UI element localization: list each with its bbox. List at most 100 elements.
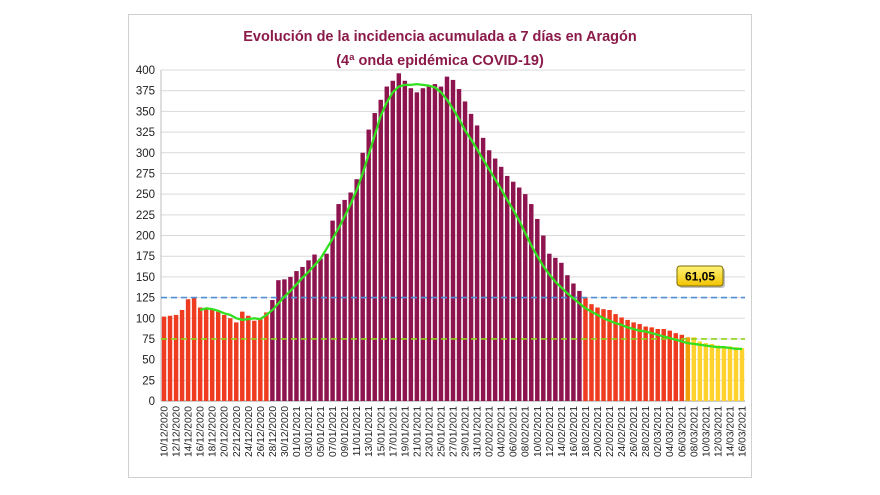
x-tick-label: 26/12/2020 [256, 406, 267, 457]
y-tick-label: 150 [136, 272, 155, 284]
moving-average-line [199, 82, 742, 351]
bar [697, 341, 703, 401]
x-tick-label: 12/03/2021 [713, 406, 724, 457]
x-tick-label: 14/03/2021 [725, 406, 736, 457]
bar [191, 297, 197, 401]
bar [215, 311, 221, 401]
bar [631, 322, 636, 401]
bar [480, 137, 486, 401]
x-tick-label: 28/12/2020 [268, 406, 279, 457]
x-tick-label: 10/12/2020 [160, 406, 171, 457]
bar [667, 330, 672, 401]
bar [649, 327, 654, 401]
chart-frame: Evolución de la incidencia acumulada a 7… [128, 14, 752, 478]
bar [432, 84, 438, 401]
chart-title: Evolución de la incidencia acumulada a 7… [243, 29, 637, 45]
x-tick-label: 10/03/2021 [701, 406, 712, 457]
bar [324, 253, 329, 401]
x-tick-label: 09/01/2021 [340, 406, 351, 457]
bar [348, 192, 353, 401]
bar [426, 85, 432, 401]
bar [336, 204, 341, 401]
x-tick-label: 13/01/2021 [364, 406, 375, 457]
x-tick-label: 08/02/2021 [521, 406, 532, 457]
x-tick-label: 08/03/2021 [689, 406, 700, 457]
x-tick-label: 01/01/2021 [292, 406, 303, 457]
bar [601, 309, 606, 401]
bar [637, 324, 642, 401]
x-tick-label: 25/01/2021 [436, 406, 447, 457]
y-tick-label: 0 [149, 396, 155, 408]
x-axis-ticks: 10/12/2020 12/12/2020 14/12/2020 16/12/2020… [160, 406, 749, 457]
y-tick-label: 175 [136, 251, 155, 263]
bar [228, 318, 233, 401]
bar [739, 348, 745, 401]
bar [474, 125, 480, 401]
bar [167, 315, 173, 401]
x-tick-label: 27/01/2021 [449, 406, 460, 457]
bar [240, 311, 245, 401]
bar [185, 299, 191, 401]
bar [595, 307, 600, 401]
bar [408, 88, 414, 401]
reference-lines [161, 296, 745, 340]
bar [234, 322, 239, 401]
x-tick-label: 18/02/2021 [581, 406, 592, 457]
bar [258, 319, 263, 401]
bar [571, 283, 576, 401]
bar [252, 320, 257, 401]
x-tick-label: 02/02/2021 [485, 406, 496, 457]
bars [161, 73, 745, 402]
bar [661, 329, 666, 401]
bar [366, 129, 371, 401]
latest-value-callout: 61,05 [676, 265, 725, 288]
bar [438, 86, 444, 402]
bar [643, 326, 648, 401]
x-tick-label: 06/03/2021 [677, 406, 688, 457]
bar [444, 76, 450, 401]
bar [372, 113, 377, 401]
bar [577, 290, 582, 401]
bar [673, 333, 678, 401]
bar [733, 347, 739, 401]
bar [360, 152, 365, 401]
bar [655, 329, 660, 401]
bar [541, 235, 546, 401]
bar [221, 314, 227, 401]
bar [396, 73, 402, 401]
x-tick-label: 02/03/2021 [653, 406, 664, 457]
y-tick-label: 100 [136, 313, 155, 325]
y-tick-label: 25 [142, 375, 155, 387]
bar [462, 101, 468, 401]
x-tick-label: 24/12/2020 [244, 406, 255, 457]
bar [516, 187, 522, 401]
x-tick-label: 30/12/2020 [280, 406, 291, 457]
bar [173, 314, 179, 401]
bar [306, 260, 311, 401]
bar [535, 218, 540, 401]
x-tick-label: 14/12/2020 [184, 406, 195, 457]
bar [709, 343, 715, 401]
x-tick-label: 16/03/2021 [737, 406, 748, 457]
bar [685, 337, 691, 401]
x-tick-label: 16/02/2021 [569, 406, 580, 457]
x-tick-label: 06/02/2021 [509, 406, 520, 457]
x-tick-label: 28/02/2021 [641, 406, 652, 457]
bar [589, 304, 594, 401]
x-tick-label: 21/01/2021 [412, 406, 423, 457]
bar [264, 312, 269, 401]
bar [420, 88, 426, 401]
bar [691, 337, 697, 401]
bar [300, 266, 305, 401]
x-tick-label: 14/02/2021 [557, 406, 568, 457]
x-tick-label: 12/12/2020 [172, 406, 183, 457]
y-tick-label: 300 [136, 148, 155, 160]
bar [330, 220, 335, 401]
bar [727, 346, 733, 401]
bar [179, 309, 185, 401]
bar [553, 257, 558, 401]
bar [625, 319, 630, 401]
x-tick-label: 11/01/2021 [352, 406, 363, 457]
bar [456, 89, 462, 401]
y-axis-ticks: 0 25 50 75 100 125 150 175 200 225 250 275 300 325 350… [136, 65, 155, 408]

- WRITTEN INSTRUCTION: Reproduce the material above line for line, without changing anything, and leave out the picture.

- CORRECT RESULT:
UI element localization: list each with its bbox. List at most 100 elements.
x-tick-label: 26/12/2020 [256, 406, 267, 457]
y-tick-label: 150 [136, 272, 155, 284]
moving-average-line [199, 82, 742, 351]
bar [697, 341, 703, 401]
x-tick-label: 12/03/2021 [713, 406, 724, 457]
x-tick-label: 14/03/2021 [725, 406, 736, 457]
bar [191, 297, 197, 401]
bar [215, 311, 221, 401]
bar [631, 322, 636, 401]
bar [480, 137, 486, 401]
x-tick-label: 28/12/2020 [268, 406, 279, 457]
x-tick-label: 10/12/2020 [160, 406, 171, 457]
bar [667, 330, 672, 401]
bar [649, 327, 654, 401]
chart-frame: Evolución de la incidencia acumulada a 7… [128, 14, 752, 478]
bar [432, 84, 438, 401]
chart-title: Evolución de la incidencia acumulada a 7… [243, 29, 637, 45]
x-tick-label: 10/03/2021 [701, 406, 712, 457]
bar [324, 253, 329, 401]
x-tick-label: 09/01/2021 [340, 406, 351, 457]
bar [348, 192, 353, 401]
bar [426, 85, 432, 401]
bar [336, 204, 341, 401]
x-tick-label: 13/01/2021 [364, 406, 375, 457]
x-tick-label: 08/02/2021 [521, 406, 532, 457]
x-tick-label: 08/03/2021 [689, 406, 700, 457]
x-tick-label: 01/01/2021 [292, 406, 303, 457]
bar [601, 309, 606, 401]
bar [637, 324, 642, 401]
x-tick-label: 25/01/2021 [436, 406, 447, 457]
y-tick-label: 0 [149, 396, 155, 408]
x-axis-ticks: 10/12/2020 12/12/2020 14/12/2020 16/12/2020… [160, 406, 749, 457]
y-tick-label: 175 [136, 251, 155, 263]
bar [228, 318, 233, 401]
bar [739, 348, 745, 401]
bar [474, 125, 480, 401]
bar [167, 315, 173, 401]
x-tick-label: 27/01/2021 [449, 406, 460, 457]
bar [240, 311, 245, 401]
bar [185, 299, 191, 401]
bar [595, 307, 600, 401]
bar [408, 88, 414, 401]
reference-lines [161, 296, 745, 340]
bar [234, 322, 239, 401]
x-tick-label: 18/02/2021 [581, 406, 592, 457]
bar [258, 319, 263, 401]
bar [571, 283, 576, 401]
bar [252, 320, 257, 401]
x-tick-label: 02/02/2021 [485, 406, 496, 457]
bars [161, 73, 745, 402]
bar [661, 329, 666, 401]
bar [366, 129, 371, 401]
latest-value-callout: 61,05 [676, 265, 725, 288]
bar [438, 86, 444, 402]
bar [643, 326, 648, 401]
x-tick-label: 06/03/2021 [677, 406, 688, 457]
bar [444, 76, 450, 401]
bar [372, 113, 377, 401]
bar [577, 290, 582, 401]
bar [673, 333, 678, 401]
bar [733, 347, 739, 401]
bar [360, 152, 365, 401]
bar [655, 329, 660, 401]
bar [541, 235, 546, 401]
bar [221, 314, 227, 401]
bar [396, 73, 402, 401]
x-tick-label: 02/03/2021 [653, 406, 664, 457]
y-tick-label: 100 [136, 313, 155, 325]
y-tick-label: 25 [142, 375, 155, 387]
bar [462, 101, 468, 401]
x-tick-label: 24/12/2020 [244, 406, 255, 457]
bar [516, 187, 522, 401]
x-tick-label: 30/12/2020 [280, 406, 291, 457]
bar [173, 314, 179, 401]
bar [306, 260, 311, 401]
bar [535, 218, 540, 401]
x-tick-label: 14/12/2020 [184, 406, 195, 457]
bar [709, 343, 715, 401]
x-tick-label: 16/03/2021 [737, 406, 748, 457]
bar [685, 337, 691, 401]
x-tick-label: 16/02/2021 [569, 406, 580, 457]
x-tick-label: 06/02/2021 [509, 406, 520, 457]
x-tick-label: 28/02/2021 [641, 406, 652, 457]
bar [589, 304, 594, 401]
x-tick-label: 21/01/2021 [412, 406, 423, 457]
bar [264, 312, 269, 401]
bar [420, 88, 426, 401]
bar [691, 337, 697, 401]
bar [300, 266, 305, 401]
x-tick-label: 14/02/2021 [557, 406, 568, 457]
x-tick-label: 12/12/2020 [172, 406, 183, 457]
y-tick-label: 300 [136, 148, 155, 160]
bar [330, 220, 335, 401]
bar [727, 346, 733, 401]
bar [179, 309, 185, 401]
bar [553, 257, 558, 401]
bar [625, 319, 630, 401]
x-tick-label: 11/01/2021 [352, 406, 363, 457]
bar [456, 89, 462, 401]
y-axis-ticks: 0 25 50 75 100 125 150 175 200 225 250 275 300 325 350… [136, 65, 155, 408]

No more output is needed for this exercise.